*REQUIREMENTS*
Reproduce the entries below in full, word for word.
## BEGIN
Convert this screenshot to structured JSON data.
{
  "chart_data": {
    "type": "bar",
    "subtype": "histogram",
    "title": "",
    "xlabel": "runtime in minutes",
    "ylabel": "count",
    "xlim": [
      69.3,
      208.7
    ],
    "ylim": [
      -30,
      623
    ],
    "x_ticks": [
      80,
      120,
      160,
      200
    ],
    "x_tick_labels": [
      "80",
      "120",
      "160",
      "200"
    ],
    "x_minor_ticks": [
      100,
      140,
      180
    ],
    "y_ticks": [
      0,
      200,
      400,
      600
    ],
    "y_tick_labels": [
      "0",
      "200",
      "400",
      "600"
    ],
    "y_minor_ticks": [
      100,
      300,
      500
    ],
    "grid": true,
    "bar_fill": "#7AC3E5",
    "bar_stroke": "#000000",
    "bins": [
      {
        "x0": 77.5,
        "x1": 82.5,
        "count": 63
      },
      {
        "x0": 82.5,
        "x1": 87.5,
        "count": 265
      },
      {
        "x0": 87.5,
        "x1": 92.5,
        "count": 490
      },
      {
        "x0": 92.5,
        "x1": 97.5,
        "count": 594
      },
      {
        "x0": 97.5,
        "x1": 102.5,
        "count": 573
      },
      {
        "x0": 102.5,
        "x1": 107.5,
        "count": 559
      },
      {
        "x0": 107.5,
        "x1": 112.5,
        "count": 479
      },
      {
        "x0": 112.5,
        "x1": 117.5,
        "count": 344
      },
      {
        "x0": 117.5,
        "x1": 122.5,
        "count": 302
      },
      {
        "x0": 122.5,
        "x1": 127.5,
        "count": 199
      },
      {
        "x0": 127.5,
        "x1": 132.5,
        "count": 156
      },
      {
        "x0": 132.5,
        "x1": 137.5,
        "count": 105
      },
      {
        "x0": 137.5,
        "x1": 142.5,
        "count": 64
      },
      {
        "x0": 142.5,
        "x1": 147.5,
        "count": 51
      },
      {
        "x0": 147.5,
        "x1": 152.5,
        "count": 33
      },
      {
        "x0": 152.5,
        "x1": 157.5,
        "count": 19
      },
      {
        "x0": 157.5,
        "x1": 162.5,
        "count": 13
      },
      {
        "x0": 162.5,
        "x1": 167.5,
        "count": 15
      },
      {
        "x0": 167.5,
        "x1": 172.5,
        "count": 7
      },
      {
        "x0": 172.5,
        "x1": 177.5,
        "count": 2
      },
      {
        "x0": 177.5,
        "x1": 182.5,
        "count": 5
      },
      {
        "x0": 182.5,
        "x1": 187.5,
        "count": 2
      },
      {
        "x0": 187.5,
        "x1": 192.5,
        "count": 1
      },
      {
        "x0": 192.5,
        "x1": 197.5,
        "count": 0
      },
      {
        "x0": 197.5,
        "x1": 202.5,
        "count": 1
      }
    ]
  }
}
## END
*PROBLEM SOLUTION*
Convert this screenshot to structured JSON data.
{
  "chart_data": {
    "type": "bar",
    "subtype": "histogram",
    "title": "",
    "xlabel": "runtime in minutes",
    "ylabel": "count",
    "xlim": [
      69.3,
      208.7
    ],
    "ylim": [
      -30,
      623
    ],
    "x_ticks": [
      80,
      120,
      160,
      200
    ],
    "x_tick_labels": [
      "80",
      "120",
      "160",
      "200"
    ],
    "x_minor_ticks": [
      100,
      140,
      180
    ],
    "y_ticks": [
      0,
      200,
      400,
      600
    ],
    "y_tick_labels": [
      "0",
      "200",
      "400",
      "600"
    ],
    "y_minor_ticks": [
      100,
      300,
      500
    ],
    "grid": true,
    "bar_fill": "#7AC3E5",
    "bar_stroke": "#000000",
    "bins": [
      {
        "x0": 77.5,
        "x1": 82.5,
        "count": 63
      },
      {
        "x0": 82.5,
        "x1": 87.5,
        "count": 265
      },
      {
        "x0": 87.5,
        "x1": 92.5,
        "count": 490
      },
      {
        "x0": 92.5,
        "x1": 97.5,
        "count": 594
      },
      {
        "x0": 97.5,
        "x1": 102.5,
        "count": 573
      },
      {
        "x0": 102.5,
        "x1": 107.5,
        "count": 559
      },
      {
        "x0": 107.5,
        "x1": 112.5,
        "count": 479
      },
      {
        "x0": 112.5,
        "x1": 117.5,
        "count": 344
      },
      {
        "x0": 117.5,
        "x1": 122.5,
        "count": 302
      },
      {
        "x0": 122.5,
        "x1": 127.5,
        "count": 199
      },
      {
        "x0": 127.5,
        "x1": 132.5,
        "count": 156
      },
      {
        "x0": 132.5,
        "x1": 137.5,
        "count": 105
      },
      {
        "x0": 137.5,
        "x1": 142.5,
        "count": 64
      },
      {
        "x0": 142.5,
        "x1": 147.5,
        "count": 51
      },
      {
        "x0": 147.5,
        "x1": 152.5,
        "count": 33
      },
      {
        "x0": 152.5,
        "x1": 157.5,
        "count": 19
      },
      {
        "x0": 157.5,
        "x1": 162.5,
        "count": 13
      },
      {
        "x0": 162.5,
        "x1": 167.5,
        "count": 15
      },
      {
        "x0": 167.5,
        "x1": 172.5,
        "count": 7
      },
      {
        "x0": 172.5,
        "x1": 177.5,
        "count": 2
      },
      {
        "x0": 177.5,
        "x1": 182.5,
        "count": 5
      },
      {
        "x0": 182.5,
        "x1": 187.5,
        "count": 2
      },
      {
        "x0": 187.5,
        "x1": 192.5,
        "count": 1
      },
      {
        "x0": 192.5,
        "x1": 197.5,
        "count": 0
      },
      {
        "x0": 197.5,
        "x1": 202.5,
        "count": 1
      }
    ]
  }
}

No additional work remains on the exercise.